* start Input rows *

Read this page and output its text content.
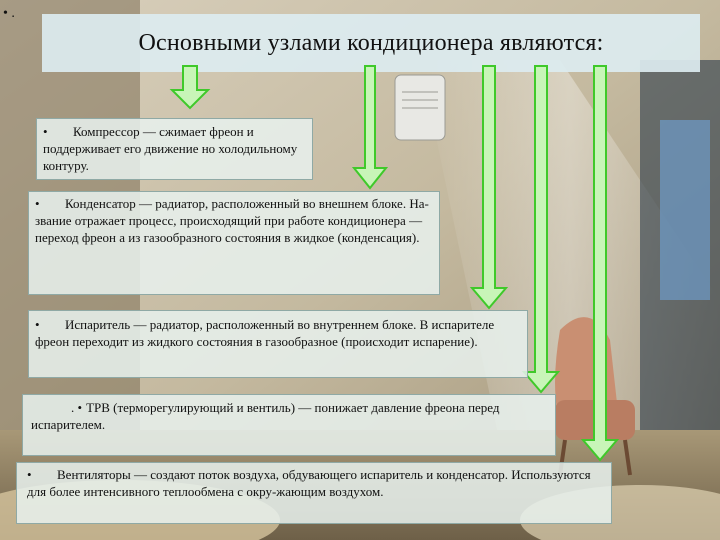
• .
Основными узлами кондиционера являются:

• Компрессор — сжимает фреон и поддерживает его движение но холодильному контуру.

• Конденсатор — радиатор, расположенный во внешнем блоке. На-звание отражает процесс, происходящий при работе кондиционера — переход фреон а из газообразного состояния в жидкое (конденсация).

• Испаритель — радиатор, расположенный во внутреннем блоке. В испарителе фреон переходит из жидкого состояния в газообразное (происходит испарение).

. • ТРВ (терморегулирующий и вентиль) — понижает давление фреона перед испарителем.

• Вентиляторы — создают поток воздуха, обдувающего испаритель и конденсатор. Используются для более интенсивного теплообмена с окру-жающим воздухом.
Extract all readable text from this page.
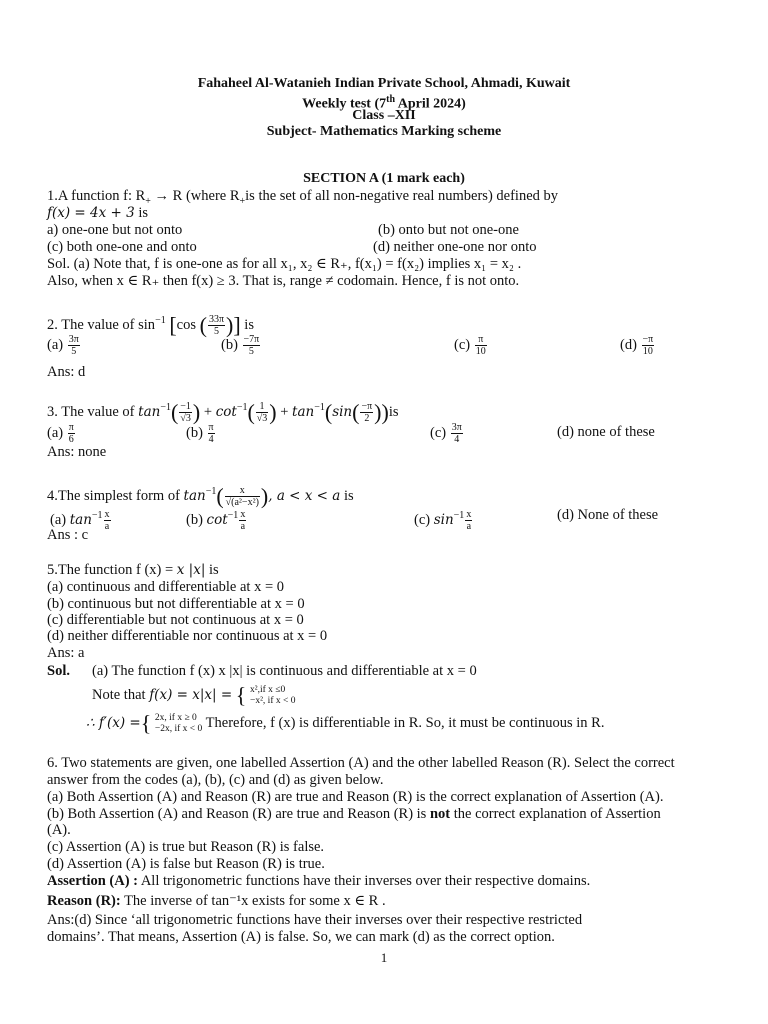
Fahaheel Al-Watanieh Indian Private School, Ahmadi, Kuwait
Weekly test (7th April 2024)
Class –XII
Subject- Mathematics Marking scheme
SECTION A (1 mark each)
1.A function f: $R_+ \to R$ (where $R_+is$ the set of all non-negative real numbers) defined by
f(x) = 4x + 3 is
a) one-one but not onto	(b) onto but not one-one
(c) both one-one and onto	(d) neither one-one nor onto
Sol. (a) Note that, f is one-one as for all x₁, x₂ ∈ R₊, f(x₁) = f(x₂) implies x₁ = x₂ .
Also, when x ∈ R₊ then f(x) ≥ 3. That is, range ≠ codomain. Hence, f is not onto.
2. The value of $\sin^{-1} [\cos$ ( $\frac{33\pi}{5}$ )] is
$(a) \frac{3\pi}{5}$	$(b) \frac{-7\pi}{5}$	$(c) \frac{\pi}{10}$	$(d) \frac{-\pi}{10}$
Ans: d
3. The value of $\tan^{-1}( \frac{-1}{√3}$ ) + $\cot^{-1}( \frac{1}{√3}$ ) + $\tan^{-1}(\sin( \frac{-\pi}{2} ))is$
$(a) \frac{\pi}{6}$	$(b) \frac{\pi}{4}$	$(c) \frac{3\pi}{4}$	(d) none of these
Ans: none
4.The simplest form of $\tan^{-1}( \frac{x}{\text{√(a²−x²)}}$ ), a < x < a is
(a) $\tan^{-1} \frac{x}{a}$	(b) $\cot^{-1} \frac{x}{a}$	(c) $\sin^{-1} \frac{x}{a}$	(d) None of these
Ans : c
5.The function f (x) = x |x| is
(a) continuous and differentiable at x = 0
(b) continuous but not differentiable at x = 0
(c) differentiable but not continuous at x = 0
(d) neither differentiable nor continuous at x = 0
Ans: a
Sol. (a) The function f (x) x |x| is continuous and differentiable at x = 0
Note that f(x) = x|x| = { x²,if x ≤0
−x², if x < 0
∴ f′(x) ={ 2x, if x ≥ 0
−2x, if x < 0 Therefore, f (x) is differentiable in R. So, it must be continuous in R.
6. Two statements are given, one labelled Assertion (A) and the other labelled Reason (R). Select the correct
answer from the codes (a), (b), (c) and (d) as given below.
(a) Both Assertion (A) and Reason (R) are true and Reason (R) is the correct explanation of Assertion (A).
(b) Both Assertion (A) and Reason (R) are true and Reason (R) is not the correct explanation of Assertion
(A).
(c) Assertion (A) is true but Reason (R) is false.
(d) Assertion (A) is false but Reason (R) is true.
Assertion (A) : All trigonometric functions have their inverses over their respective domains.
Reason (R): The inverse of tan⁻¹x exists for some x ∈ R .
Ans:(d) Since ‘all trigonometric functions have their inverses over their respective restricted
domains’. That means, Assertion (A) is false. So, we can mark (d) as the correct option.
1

* end Input rows *
* start Input rows *

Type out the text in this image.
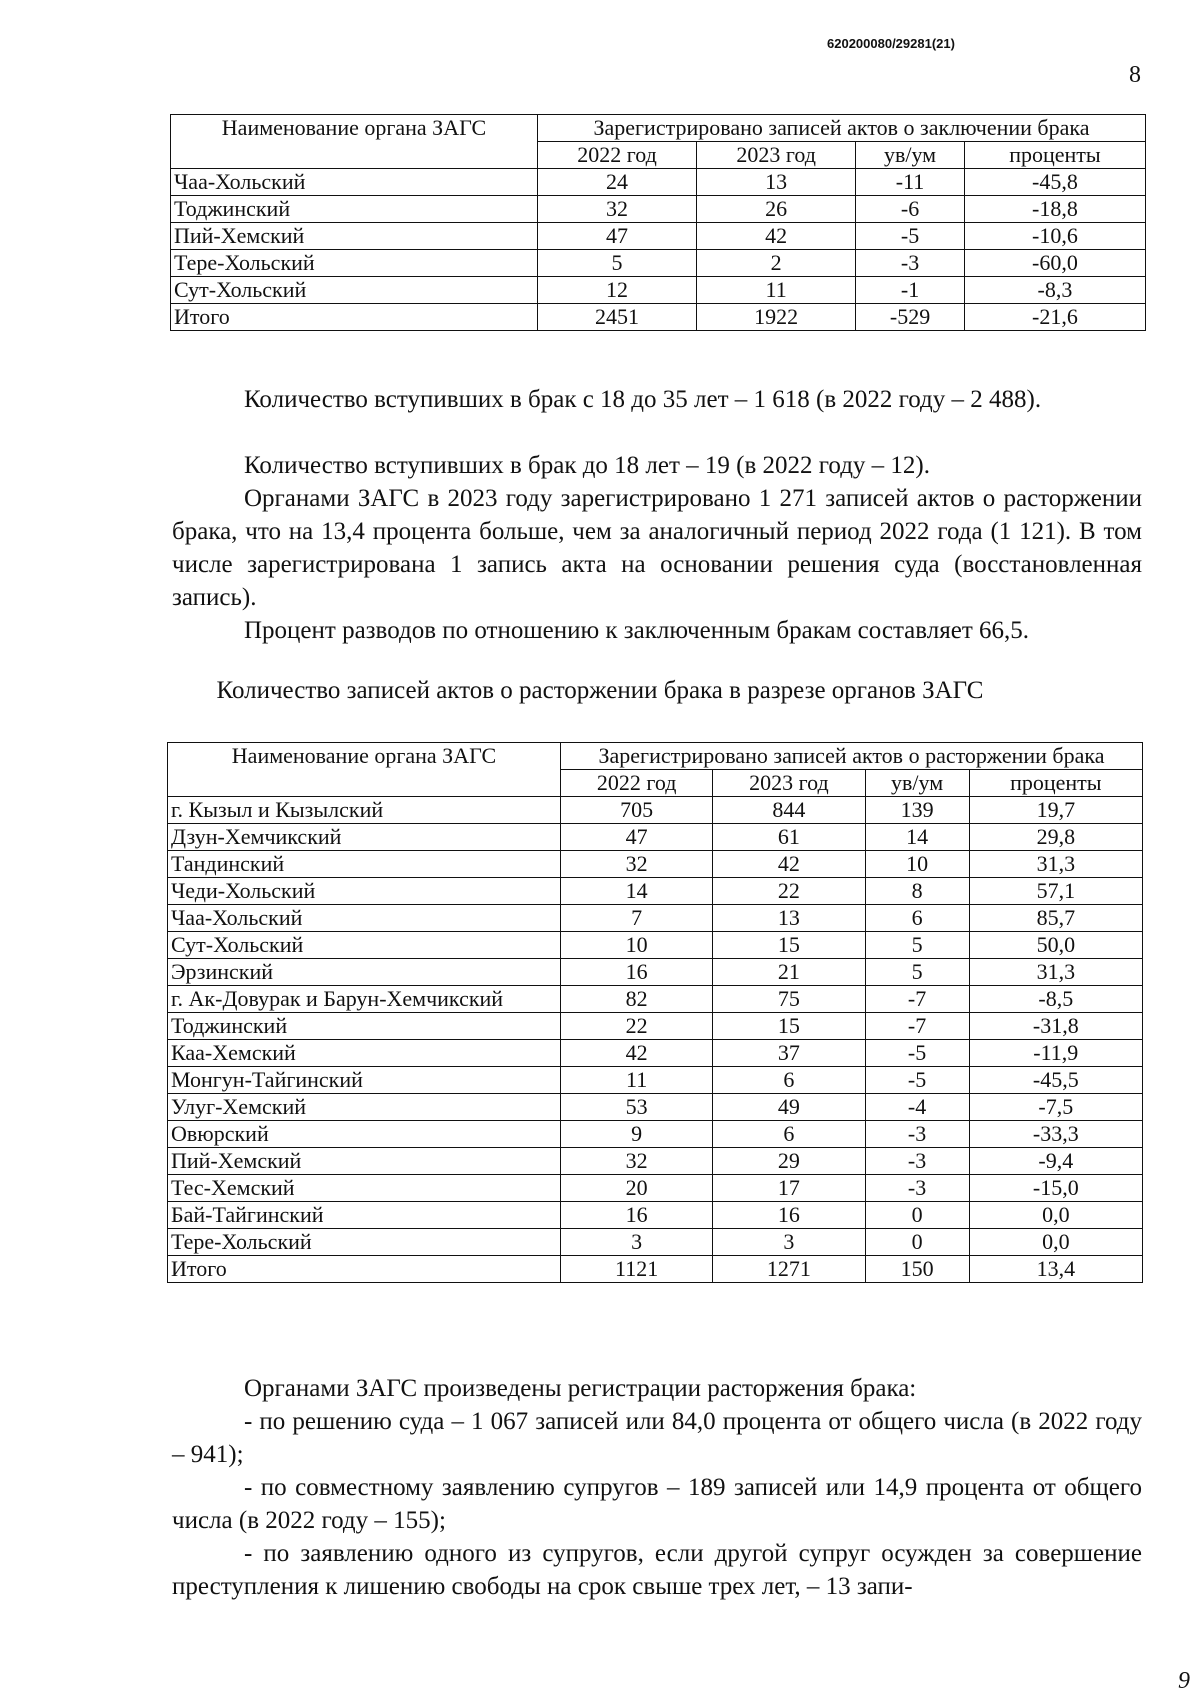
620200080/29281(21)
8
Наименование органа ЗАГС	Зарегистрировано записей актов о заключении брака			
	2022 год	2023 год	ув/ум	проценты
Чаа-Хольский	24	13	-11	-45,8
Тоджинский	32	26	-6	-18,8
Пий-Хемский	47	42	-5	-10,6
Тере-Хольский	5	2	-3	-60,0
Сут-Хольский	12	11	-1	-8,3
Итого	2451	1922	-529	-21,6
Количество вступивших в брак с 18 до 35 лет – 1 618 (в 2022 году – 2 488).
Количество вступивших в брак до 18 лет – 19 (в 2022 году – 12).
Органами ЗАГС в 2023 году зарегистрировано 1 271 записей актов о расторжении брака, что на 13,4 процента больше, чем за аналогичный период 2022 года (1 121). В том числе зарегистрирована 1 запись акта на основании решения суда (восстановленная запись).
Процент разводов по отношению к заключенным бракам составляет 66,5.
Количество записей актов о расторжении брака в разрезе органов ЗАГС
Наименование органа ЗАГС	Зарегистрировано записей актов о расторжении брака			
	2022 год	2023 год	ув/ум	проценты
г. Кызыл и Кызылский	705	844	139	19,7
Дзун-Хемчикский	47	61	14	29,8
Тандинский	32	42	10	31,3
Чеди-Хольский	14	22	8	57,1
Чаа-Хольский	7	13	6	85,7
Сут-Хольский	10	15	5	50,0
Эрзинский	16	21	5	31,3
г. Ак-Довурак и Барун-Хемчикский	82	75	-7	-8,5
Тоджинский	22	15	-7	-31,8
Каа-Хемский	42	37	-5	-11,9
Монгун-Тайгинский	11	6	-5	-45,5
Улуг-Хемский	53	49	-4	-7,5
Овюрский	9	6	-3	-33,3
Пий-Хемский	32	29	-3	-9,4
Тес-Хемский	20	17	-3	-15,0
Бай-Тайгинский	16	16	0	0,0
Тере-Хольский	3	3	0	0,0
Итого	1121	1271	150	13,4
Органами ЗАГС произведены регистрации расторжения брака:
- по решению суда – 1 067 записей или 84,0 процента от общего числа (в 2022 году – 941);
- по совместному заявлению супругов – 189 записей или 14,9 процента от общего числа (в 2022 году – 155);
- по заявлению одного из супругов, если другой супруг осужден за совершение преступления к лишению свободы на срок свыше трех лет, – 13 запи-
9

* end Input rows *

(Given request): Count the lines of the data that include the string "расположенный", and give only that number.

(Written answer): 2